(Data items)
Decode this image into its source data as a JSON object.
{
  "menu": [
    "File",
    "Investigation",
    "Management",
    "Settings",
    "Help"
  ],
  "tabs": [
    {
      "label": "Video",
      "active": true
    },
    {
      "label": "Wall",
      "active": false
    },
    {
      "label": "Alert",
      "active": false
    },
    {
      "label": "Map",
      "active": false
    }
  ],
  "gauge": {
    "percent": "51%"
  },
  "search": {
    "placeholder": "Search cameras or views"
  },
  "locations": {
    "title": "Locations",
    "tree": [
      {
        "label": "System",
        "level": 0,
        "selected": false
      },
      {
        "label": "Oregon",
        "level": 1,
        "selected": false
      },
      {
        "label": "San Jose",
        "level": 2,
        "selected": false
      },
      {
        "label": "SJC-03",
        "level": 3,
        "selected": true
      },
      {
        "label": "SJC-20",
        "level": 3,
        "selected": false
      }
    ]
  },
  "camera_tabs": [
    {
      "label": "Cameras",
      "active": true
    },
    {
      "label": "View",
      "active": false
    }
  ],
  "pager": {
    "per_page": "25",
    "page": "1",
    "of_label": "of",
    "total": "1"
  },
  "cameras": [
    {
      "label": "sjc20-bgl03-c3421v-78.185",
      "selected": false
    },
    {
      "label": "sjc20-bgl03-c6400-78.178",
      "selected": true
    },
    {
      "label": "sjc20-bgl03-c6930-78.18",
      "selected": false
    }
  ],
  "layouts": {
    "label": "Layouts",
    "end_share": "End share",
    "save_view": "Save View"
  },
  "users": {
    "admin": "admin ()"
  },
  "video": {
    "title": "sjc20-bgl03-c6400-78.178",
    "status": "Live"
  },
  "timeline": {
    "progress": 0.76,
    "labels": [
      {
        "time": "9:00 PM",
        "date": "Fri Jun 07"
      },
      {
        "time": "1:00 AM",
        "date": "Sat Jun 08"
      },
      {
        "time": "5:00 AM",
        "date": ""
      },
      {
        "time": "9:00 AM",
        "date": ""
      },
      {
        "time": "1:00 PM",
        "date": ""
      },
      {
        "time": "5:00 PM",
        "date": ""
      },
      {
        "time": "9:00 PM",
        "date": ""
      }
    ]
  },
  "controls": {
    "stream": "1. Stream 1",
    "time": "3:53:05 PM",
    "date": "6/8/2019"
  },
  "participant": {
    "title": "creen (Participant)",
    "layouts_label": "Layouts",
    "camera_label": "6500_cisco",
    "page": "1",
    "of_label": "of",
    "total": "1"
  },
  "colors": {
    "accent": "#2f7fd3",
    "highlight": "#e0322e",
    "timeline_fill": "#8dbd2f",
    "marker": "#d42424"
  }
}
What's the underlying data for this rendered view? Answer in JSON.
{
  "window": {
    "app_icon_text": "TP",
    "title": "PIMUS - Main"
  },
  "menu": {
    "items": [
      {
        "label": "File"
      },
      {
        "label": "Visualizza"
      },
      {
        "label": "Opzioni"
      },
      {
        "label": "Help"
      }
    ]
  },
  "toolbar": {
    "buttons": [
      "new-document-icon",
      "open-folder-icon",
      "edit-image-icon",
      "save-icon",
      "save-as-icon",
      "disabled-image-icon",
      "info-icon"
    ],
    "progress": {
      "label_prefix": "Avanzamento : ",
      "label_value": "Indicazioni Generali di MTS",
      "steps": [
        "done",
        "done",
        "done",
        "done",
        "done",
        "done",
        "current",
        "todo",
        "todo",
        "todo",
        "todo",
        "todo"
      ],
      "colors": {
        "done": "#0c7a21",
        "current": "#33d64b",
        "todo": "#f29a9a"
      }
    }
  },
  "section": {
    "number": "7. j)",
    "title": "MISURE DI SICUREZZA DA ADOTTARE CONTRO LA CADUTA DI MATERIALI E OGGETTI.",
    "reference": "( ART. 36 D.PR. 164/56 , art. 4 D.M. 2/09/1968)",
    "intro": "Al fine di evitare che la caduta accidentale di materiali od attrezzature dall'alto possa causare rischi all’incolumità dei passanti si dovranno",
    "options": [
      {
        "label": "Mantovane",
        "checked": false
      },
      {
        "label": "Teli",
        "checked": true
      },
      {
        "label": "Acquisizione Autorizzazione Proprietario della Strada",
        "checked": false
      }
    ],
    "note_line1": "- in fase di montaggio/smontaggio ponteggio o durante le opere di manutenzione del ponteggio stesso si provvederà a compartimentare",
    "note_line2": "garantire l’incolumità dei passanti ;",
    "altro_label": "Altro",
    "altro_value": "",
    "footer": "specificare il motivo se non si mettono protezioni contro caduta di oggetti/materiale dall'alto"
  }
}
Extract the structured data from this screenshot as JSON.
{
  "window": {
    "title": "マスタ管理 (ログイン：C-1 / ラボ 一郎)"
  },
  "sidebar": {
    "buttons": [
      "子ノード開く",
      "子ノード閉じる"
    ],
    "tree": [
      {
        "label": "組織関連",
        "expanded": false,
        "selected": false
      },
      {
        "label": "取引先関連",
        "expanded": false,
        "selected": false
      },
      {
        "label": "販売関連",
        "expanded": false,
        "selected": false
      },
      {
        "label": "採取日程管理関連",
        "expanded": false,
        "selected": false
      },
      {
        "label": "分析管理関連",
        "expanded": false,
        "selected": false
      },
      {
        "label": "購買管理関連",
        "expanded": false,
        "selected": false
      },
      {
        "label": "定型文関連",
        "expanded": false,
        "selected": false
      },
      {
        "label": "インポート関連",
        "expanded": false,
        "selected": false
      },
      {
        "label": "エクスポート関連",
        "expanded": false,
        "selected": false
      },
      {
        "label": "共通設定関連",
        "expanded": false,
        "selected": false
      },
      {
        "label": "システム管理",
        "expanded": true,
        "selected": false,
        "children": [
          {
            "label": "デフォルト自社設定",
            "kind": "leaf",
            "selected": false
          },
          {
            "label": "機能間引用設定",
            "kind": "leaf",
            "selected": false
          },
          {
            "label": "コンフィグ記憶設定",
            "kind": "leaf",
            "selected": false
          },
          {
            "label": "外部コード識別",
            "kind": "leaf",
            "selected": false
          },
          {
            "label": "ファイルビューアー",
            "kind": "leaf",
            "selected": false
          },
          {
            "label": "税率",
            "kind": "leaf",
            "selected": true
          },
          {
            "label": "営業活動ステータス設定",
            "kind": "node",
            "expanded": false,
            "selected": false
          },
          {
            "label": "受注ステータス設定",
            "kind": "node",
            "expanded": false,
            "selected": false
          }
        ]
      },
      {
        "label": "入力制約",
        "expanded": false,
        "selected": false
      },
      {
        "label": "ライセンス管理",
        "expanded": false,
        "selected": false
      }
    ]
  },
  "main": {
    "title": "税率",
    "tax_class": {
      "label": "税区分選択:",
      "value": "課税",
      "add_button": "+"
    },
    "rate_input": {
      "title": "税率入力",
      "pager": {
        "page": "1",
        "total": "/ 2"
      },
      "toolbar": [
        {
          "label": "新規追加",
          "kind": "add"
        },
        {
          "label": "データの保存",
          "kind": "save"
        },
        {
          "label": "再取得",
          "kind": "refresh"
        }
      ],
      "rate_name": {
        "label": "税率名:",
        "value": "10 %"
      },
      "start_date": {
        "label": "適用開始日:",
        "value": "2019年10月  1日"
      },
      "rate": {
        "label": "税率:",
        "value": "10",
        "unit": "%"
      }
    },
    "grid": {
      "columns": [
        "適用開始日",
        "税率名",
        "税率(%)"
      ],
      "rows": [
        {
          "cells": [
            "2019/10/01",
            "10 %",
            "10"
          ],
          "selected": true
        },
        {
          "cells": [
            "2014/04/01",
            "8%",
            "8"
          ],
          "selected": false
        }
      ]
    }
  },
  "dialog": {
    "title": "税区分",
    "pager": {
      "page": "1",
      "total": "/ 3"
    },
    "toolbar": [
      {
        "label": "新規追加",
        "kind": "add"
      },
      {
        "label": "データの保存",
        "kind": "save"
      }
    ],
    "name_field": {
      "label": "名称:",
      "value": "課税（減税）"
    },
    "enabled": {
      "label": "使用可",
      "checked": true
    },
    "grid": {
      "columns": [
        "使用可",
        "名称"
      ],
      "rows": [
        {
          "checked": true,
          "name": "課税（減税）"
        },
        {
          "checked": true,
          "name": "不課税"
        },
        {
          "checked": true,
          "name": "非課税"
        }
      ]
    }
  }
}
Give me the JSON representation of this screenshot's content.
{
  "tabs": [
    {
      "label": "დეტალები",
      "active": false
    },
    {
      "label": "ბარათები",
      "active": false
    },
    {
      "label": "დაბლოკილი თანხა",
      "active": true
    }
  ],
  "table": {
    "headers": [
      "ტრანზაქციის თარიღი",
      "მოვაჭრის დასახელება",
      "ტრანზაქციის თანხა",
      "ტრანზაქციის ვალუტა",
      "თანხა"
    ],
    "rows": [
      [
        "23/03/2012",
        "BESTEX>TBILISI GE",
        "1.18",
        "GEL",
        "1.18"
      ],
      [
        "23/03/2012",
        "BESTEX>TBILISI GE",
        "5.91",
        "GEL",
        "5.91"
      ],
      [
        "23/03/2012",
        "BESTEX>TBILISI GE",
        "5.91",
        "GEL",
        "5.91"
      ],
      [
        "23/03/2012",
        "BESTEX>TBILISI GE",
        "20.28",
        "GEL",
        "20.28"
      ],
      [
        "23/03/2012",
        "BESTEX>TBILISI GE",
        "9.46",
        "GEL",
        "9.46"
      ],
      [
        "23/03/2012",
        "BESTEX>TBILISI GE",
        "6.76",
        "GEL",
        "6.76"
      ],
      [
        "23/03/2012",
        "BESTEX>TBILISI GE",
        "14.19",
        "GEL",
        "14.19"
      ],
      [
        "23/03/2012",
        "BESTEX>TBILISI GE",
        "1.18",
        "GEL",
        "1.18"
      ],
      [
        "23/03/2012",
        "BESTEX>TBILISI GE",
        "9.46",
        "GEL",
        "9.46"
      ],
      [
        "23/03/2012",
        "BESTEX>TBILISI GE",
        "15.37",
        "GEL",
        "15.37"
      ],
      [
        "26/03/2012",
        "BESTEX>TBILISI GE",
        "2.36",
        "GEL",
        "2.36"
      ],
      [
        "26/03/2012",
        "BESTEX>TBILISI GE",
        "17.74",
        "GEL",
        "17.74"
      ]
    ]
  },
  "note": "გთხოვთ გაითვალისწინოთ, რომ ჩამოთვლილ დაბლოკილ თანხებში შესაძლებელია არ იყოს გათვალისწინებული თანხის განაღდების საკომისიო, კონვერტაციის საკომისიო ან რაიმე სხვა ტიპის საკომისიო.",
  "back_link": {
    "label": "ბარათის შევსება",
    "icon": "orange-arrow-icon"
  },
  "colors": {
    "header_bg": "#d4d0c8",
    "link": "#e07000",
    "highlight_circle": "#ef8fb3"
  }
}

» What the task asks
Copy every line of the entries above in which "alto" occurs.

» Worked answer
    "intro": "Al fine di evitare che la caduta accidentale di materiali od attrezzature dall'alto possa causare rischi all’incolumità dei passanti si dovranno",
    "footer": "specificare il motivo se non si mettono protezioni contro caduta di oggetti/materiale dall'alto"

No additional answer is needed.